## begin Input rows

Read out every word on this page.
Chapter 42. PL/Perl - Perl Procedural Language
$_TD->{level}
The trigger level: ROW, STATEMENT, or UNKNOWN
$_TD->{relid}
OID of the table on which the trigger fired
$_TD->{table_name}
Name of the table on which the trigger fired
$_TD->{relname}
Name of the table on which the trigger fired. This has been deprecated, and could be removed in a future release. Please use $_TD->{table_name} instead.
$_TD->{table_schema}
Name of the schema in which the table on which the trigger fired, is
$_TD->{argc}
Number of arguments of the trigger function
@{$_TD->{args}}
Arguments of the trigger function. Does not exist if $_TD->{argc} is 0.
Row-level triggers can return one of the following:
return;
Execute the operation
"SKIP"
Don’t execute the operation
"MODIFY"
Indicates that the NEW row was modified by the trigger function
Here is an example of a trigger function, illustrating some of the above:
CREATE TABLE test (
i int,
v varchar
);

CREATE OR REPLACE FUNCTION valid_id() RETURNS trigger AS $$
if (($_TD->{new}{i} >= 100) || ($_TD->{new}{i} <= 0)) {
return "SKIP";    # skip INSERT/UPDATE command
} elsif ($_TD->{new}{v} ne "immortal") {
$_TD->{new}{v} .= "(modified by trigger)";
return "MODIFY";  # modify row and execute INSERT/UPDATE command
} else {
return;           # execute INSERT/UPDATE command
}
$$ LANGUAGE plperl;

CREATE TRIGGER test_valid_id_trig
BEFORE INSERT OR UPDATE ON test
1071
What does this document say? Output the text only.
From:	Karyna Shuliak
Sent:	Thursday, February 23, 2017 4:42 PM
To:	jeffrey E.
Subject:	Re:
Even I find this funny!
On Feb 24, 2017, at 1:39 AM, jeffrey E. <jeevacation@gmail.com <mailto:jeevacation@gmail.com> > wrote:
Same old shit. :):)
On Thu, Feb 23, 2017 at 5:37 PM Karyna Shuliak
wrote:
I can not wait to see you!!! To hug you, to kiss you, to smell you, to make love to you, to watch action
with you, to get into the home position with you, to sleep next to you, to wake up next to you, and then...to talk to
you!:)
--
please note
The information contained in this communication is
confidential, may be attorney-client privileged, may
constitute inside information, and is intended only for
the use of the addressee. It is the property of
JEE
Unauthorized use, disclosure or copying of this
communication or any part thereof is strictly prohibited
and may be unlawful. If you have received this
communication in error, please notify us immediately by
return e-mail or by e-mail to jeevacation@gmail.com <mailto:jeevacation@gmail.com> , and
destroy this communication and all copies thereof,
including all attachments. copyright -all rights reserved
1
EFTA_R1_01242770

## end Input rows

Give again the lines from the line holding "What does this" through the close of the listing, both included, exactly as written and with nothing else.

* Exercise result *
What does this document say? Output the text only.
From:	Karyna Shuliak
Sent:	Thursday, February 23, 2017 4:42 PM
To:	jeffrey E.
Subject:	Re:
Even I find this funny!
On Feb 24, 2017, at 1:39 AM, jeffrey E. <jeevacation@gmail.com <mailto:jeevacation@gmail.com> > wrote:
Same old shit. :):)
On Thu, Feb 23, 2017 at 5:37 PM Karyna Shuliak
wrote:
I can not wait to see you!!! To hug you, to kiss you, to smell you, to make love to you, to watch action
with you, to get into the home position with you, to sleep next to you, to wake up next to you, and then...to talk to
you!:)
--
please note
The information contained in this communication is
confidential, may be attorney-client privileged, may
constitute inside information, and is intended only for
the use of the addressee. It is the property of
JEE
Unauthorized use, disclosure or copying of this
communication or any part thereof is strictly prohibited
and may be unlawful. If you have received this
communication in error, please notify us immediately by
return e-mail or by e-mail to jeevacation@gmail.com <mailto:jeevacation@gmail.com> , and
destroy this communication and all copies thereof,
including all attachments. copyright -all rights reserved
1
EFTA_R1_01242770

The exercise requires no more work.